[Begin]

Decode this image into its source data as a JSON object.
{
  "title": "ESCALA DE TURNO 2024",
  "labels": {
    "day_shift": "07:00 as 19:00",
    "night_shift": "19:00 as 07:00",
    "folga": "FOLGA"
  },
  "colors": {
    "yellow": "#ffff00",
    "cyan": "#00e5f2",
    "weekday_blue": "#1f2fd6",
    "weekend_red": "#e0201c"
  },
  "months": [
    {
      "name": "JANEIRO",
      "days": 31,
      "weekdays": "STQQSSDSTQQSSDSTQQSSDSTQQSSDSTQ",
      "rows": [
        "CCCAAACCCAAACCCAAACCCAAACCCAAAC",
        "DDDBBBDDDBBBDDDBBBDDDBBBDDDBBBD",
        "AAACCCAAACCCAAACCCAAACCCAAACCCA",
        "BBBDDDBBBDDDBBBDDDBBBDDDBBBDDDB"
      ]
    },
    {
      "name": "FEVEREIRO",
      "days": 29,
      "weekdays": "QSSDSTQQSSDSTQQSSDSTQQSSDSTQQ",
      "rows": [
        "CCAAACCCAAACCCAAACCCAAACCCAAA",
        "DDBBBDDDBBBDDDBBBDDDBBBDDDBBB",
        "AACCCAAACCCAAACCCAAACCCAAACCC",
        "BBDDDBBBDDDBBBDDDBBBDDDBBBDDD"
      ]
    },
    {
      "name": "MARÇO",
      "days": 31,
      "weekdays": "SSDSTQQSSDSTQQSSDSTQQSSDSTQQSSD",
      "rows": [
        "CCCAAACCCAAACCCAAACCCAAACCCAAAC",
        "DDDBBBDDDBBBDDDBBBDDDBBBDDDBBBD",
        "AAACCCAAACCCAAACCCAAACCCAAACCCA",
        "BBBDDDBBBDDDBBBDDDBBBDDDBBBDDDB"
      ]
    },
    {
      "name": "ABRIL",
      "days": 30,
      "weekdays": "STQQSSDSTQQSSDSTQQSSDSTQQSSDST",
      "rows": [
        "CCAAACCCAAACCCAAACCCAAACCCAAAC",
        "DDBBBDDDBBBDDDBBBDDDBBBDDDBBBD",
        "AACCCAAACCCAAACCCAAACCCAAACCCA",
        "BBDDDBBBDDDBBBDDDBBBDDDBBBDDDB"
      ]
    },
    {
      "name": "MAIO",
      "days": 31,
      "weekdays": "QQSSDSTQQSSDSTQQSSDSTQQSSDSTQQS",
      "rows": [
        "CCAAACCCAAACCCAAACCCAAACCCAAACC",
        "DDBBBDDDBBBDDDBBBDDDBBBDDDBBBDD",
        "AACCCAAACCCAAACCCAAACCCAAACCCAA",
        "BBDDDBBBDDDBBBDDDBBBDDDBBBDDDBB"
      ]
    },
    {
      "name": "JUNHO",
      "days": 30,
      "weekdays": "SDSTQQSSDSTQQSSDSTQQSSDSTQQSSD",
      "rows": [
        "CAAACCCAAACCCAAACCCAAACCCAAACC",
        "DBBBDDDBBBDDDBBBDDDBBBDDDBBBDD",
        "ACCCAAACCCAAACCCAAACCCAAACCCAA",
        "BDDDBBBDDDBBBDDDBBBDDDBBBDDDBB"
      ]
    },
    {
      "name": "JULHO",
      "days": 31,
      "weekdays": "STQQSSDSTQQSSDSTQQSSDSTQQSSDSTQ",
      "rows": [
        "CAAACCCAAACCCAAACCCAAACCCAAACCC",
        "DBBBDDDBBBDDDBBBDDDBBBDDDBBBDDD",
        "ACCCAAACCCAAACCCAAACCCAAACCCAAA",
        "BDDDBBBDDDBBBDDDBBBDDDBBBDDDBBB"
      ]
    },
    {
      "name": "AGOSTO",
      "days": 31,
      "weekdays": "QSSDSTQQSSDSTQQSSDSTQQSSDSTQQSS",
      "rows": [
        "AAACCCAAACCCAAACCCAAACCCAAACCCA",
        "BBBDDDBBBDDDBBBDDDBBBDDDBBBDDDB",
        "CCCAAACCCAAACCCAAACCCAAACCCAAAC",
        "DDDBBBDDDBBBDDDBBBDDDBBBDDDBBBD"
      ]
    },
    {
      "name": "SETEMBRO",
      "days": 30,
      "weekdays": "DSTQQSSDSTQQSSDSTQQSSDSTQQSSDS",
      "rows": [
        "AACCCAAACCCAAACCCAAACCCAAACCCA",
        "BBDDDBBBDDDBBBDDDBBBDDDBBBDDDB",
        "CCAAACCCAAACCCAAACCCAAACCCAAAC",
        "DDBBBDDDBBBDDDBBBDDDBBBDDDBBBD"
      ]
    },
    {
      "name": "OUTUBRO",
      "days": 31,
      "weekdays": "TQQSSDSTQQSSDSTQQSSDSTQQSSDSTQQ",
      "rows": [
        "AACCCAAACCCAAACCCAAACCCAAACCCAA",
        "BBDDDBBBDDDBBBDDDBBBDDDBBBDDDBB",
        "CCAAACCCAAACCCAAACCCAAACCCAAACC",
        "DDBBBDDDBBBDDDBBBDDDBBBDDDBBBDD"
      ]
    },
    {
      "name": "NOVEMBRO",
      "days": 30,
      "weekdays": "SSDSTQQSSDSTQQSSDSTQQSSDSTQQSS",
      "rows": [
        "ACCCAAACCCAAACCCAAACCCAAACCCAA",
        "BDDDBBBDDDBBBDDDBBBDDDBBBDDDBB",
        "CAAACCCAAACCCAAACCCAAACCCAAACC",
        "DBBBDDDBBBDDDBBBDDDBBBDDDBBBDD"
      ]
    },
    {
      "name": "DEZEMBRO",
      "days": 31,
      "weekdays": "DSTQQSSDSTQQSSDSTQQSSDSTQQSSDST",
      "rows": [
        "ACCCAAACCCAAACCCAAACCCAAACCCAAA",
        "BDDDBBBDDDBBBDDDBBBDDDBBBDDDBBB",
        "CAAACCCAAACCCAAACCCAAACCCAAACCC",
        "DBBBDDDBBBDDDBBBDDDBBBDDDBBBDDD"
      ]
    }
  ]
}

[End]

* **What to produce**: Looking at the records above, count the lines where the word "BDDDBBBDDDBBBDDDBBBDDDBBBDDDBBB" appears. State only the number.

* **Response to this exercise**: 2